Stated task
Review the material and extract every line in which the word "Refused" occurs.

[Records]
******************************

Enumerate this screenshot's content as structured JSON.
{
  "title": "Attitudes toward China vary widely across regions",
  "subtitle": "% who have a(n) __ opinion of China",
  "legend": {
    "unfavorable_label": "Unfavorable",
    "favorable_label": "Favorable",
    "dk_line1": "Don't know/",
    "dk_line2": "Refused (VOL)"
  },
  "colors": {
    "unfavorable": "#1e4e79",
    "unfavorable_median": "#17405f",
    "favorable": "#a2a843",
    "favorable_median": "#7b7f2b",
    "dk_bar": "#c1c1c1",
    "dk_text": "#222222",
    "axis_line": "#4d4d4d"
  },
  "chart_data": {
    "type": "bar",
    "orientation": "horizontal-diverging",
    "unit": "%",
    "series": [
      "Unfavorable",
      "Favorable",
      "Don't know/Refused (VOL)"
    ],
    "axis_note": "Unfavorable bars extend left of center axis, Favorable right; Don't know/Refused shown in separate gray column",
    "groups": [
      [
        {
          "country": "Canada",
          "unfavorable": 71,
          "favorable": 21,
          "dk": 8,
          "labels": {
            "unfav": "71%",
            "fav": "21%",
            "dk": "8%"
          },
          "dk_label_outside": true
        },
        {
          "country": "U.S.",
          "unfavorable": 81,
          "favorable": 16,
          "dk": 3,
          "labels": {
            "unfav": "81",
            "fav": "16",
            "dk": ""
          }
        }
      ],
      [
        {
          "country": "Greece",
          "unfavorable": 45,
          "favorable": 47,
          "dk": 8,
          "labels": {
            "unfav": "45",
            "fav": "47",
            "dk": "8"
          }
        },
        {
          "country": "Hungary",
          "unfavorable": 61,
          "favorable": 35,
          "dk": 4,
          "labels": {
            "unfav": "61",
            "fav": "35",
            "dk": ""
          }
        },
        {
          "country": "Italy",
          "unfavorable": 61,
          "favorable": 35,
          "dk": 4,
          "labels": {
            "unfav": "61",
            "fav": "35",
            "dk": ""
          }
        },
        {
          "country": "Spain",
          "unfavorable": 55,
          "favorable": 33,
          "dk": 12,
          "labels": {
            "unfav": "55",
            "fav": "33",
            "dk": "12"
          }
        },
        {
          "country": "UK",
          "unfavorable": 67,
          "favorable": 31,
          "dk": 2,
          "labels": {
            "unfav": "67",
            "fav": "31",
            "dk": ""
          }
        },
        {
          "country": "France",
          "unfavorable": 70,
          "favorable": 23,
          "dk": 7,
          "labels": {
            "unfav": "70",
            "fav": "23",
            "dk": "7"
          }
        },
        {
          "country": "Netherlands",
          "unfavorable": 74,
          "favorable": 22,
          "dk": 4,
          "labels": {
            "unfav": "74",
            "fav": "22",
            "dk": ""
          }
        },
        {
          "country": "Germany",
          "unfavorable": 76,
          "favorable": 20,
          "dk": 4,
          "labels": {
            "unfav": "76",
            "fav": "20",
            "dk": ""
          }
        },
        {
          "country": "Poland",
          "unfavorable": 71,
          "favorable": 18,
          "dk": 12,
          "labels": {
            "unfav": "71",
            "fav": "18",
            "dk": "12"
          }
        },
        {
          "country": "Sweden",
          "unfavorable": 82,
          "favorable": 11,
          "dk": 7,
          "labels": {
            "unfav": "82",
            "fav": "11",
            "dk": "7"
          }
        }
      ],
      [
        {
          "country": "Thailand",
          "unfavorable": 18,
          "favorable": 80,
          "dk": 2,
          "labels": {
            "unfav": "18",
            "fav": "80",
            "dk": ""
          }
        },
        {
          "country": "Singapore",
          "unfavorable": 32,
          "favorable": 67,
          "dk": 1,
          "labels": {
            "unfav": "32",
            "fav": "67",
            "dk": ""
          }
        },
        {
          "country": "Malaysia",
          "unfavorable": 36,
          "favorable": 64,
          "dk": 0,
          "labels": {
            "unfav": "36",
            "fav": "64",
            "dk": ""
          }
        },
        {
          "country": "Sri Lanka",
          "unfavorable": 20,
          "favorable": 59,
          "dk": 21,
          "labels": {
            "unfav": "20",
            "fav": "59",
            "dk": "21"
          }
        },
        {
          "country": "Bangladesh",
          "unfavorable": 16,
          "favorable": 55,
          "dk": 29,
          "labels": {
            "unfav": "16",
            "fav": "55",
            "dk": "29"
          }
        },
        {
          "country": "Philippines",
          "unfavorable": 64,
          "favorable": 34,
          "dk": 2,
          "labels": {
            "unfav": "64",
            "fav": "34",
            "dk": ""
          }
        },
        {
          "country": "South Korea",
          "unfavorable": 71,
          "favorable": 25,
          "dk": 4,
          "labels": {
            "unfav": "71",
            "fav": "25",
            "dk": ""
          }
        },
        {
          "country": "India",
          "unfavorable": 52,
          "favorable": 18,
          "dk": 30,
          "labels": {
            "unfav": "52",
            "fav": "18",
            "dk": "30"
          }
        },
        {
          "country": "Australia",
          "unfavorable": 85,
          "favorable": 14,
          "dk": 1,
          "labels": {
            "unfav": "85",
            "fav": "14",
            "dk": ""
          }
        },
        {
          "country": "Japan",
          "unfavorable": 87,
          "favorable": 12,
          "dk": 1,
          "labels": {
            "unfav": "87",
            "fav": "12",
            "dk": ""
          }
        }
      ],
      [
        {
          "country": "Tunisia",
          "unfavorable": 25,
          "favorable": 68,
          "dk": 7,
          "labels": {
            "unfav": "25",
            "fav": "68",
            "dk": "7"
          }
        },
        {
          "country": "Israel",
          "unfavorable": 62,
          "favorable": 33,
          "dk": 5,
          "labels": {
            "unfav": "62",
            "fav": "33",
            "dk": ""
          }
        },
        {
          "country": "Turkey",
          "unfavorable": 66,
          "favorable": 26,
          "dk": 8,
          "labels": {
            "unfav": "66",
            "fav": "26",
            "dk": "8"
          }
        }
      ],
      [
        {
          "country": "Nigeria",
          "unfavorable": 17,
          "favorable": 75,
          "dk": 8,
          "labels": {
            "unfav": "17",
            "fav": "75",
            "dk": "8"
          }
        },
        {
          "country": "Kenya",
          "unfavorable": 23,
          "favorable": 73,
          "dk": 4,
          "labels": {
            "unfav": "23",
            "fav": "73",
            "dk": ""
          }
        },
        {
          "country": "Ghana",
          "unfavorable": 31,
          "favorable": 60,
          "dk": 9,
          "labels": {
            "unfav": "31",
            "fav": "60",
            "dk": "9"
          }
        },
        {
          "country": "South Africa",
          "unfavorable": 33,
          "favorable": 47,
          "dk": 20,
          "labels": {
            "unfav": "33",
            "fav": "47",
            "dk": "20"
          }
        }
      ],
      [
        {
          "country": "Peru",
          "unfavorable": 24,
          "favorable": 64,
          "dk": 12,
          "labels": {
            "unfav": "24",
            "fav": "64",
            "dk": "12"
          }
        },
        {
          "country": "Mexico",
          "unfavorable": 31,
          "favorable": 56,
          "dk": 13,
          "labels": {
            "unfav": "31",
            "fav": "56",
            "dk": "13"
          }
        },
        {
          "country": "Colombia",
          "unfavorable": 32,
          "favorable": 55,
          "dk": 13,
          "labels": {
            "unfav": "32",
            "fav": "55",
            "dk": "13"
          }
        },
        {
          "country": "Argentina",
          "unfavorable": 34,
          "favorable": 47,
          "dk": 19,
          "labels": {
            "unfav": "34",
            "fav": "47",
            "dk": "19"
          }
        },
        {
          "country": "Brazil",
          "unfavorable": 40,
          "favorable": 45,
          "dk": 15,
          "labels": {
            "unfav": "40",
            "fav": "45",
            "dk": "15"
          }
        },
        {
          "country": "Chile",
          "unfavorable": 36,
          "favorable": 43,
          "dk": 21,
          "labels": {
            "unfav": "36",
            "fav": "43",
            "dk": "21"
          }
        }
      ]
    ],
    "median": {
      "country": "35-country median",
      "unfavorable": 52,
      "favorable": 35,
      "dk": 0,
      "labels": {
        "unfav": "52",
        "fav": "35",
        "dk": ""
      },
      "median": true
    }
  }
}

******************************

Answer below
    "dk_line2": "Refused (VOL)"
      "Don't know/Refused (VOL)"
    "axis_note": "Unfavorable bars extend left of center axis, Favorable right; Don't know/Refused shown in separate gray column",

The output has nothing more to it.